▶ **Quoted text**:

# Which trusted site offers an 11x11?



## tociva (Jul 3, 2011)

I have all cubes from 2 to 7.

I saw on Youtube that there is a 11x11 out too. I've been waiting for V-Cube to release it seeing as my 6 and 7 are also genuine V's, but it seems like they won't be offering them anytime soon, so I will have to search for another reseller. 

Is there anyone who knows a trusted (as in; you bought one yourself on that site, and you got it) website where I can buy one?

Also; are there any other cubes between 7 and 11 that I can buy? I love collecting cubes of all sizes. 

Thanks in advance!


----------



## Goosly (Jul 3, 2011)

The cubes with more than 7 layers are Knock-Offs. Most people won't like you buying them, and I believe this forum does not allow to discus the buying of KO puzzles.


----------



## MaeLSTRoM (Jul 3, 2011)

Because the 11x11 is a KO, you wil find it hard to find information here since we don't promote them. Wait for Verdes to make them. 
Also, the same goes for 8x8,9x9 and 10x10.


----------



## yockee (Jul 3, 2011)

tociva said:


> I have all cubes from 2 to 7.
> 
> I saw on Youtube that there is a 11x11 out too. I've been waiting for V-Cube to release it seeing as my 6 and 7 are also genuine V's, but it seems like they won't be offering them anytime soon, so I will have to search for another reseller.
> 
> ...


 
There is also a 9x9 made by YJ, which is also a V KO. I personally don't care about KOs, but if the forums won't allow KO discussion, I can't help you here. Message me on you tube if you need help.


----------



## blakedacuber (Jul 3, 2011)

MaeLSTRoM said:


> Because the 11x11 is a KO, you wil find it hard to find information here since we don't promote them. Wait for Verdes to make them.
> Also, the same goes for 8x8,9x9 and 10x10.


 
theres a nkock off 10x10?


----------



## Goosly (Jul 3, 2011)

blakedacuber said:


> theres a nkock off 10x10?


 
Only 9x9 and 11x11, I believe


----------



## blakedacuber (Jul 3, 2011)

that's what i tought


----------



## iEnjoyCubing (Jul 3, 2011)

They are all KOs. Hard to find. The 11x11s are actually pretty good, from what I've heard.



MaeLSTRoM said:


> Because the 11x11 is a KO, you wil find it hard to find information here since we don't promote them. Wait for Verdes to make them.
> Also, the same goes for 8x8,9x9 and 10x10.



LOL, if he ever does. Might be in the next 50 years if we are lucky.


----------



## yockee (Jul 4, 2011)

iEnjoyCubing said:


> They are all KOs. Hard to find. The 11x11s are actually pretty good, from what I've heard.
> 
> 
> 
> LOL, if he ever does. Might be in the next 50 years if we are lucky.


 
Yeah, hahaha.... It seems that the way he's going to do it is, 5, 6, 7... 2, 3, 4, 6b? .... then, 8, 9, 10, ..... 11!!!! (the dots being years in between)


----------



## hic0057 (Jul 4, 2011)

I reckon he would make 11 before 10.


----------



## jskyler91 (Jul 4, 2011)

▶ **Layout annotation records**:
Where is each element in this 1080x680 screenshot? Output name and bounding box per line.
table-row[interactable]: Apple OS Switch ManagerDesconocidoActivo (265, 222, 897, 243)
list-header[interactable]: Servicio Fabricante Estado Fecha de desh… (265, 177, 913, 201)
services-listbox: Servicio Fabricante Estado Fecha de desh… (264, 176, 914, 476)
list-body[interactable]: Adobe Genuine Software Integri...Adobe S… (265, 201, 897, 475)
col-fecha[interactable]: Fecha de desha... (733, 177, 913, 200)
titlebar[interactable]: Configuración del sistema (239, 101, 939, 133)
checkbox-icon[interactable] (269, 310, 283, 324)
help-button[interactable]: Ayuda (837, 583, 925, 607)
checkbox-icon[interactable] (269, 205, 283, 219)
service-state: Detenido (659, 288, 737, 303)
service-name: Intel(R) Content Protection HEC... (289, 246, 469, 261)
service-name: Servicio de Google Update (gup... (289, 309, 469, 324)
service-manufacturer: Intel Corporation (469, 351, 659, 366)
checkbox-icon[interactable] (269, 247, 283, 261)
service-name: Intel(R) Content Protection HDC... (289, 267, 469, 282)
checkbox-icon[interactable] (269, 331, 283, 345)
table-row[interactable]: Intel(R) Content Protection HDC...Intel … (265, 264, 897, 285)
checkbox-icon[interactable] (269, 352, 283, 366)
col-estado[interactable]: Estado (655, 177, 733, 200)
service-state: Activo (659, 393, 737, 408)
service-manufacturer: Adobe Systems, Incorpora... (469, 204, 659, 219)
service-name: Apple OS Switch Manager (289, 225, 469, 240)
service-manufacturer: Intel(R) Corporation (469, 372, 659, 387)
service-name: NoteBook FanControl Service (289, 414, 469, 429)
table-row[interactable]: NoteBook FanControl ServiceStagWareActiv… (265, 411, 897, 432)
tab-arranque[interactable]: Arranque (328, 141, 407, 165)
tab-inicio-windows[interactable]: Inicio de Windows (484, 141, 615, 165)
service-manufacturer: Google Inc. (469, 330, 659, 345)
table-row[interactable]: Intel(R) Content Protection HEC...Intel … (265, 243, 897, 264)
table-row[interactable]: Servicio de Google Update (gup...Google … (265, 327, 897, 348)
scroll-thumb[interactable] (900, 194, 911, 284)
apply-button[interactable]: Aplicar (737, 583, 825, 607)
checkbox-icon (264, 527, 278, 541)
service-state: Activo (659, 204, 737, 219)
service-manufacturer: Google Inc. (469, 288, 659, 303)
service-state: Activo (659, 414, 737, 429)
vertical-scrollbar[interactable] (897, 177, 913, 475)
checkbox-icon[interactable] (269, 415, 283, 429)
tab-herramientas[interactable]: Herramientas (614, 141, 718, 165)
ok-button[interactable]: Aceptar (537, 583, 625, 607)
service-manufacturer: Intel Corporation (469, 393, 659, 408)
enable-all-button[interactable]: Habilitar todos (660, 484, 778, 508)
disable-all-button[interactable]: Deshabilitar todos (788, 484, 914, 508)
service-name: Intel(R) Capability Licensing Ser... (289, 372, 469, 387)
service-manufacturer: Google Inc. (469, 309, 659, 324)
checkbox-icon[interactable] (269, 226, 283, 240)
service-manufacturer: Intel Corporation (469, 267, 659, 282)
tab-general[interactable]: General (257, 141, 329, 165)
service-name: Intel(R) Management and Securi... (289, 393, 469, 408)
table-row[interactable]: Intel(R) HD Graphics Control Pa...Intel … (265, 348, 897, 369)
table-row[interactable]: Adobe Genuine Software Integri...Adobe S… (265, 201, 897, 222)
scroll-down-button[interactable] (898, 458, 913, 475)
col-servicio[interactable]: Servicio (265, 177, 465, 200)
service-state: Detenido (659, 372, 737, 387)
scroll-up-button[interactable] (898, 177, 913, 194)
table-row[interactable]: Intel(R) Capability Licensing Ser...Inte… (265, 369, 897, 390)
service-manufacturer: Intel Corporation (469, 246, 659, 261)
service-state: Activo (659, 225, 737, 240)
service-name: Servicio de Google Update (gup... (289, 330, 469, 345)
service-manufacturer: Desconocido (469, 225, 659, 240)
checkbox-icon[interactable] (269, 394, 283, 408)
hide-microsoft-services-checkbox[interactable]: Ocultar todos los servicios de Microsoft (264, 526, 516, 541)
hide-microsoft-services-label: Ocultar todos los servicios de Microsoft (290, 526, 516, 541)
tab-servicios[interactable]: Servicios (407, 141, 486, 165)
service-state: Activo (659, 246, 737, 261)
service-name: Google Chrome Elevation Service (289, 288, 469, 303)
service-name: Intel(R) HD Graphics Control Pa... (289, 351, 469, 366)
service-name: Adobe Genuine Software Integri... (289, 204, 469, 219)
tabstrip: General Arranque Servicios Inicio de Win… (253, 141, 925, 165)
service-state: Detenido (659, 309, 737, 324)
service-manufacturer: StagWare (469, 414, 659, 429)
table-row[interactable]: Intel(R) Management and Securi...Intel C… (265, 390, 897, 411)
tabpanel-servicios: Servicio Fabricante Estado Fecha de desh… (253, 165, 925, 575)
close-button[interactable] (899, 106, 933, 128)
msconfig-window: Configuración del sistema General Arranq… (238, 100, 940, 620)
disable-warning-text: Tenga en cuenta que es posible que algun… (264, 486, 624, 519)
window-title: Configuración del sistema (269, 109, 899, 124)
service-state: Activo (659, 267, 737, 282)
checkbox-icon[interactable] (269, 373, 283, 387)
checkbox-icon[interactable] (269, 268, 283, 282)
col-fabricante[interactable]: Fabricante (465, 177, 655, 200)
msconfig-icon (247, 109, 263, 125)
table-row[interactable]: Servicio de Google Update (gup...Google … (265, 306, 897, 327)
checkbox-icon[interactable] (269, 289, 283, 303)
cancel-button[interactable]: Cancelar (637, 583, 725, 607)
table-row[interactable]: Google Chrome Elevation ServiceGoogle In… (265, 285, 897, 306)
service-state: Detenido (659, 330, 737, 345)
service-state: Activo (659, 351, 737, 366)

▶ **Task goal**:
In the forum thread about buying an 11x11 cube, why does MaeLSTRoM say it will be hard to find information about the 11x11 on the forum? Answer in one to three sentences.

▶ **Completed task**:
The 11x11 is a knock-off, and the forum does not promote knock-offs, so little information about it is shared there. MaeLSTRoM says the same applies to the 8x8, 9x9 and 10x10.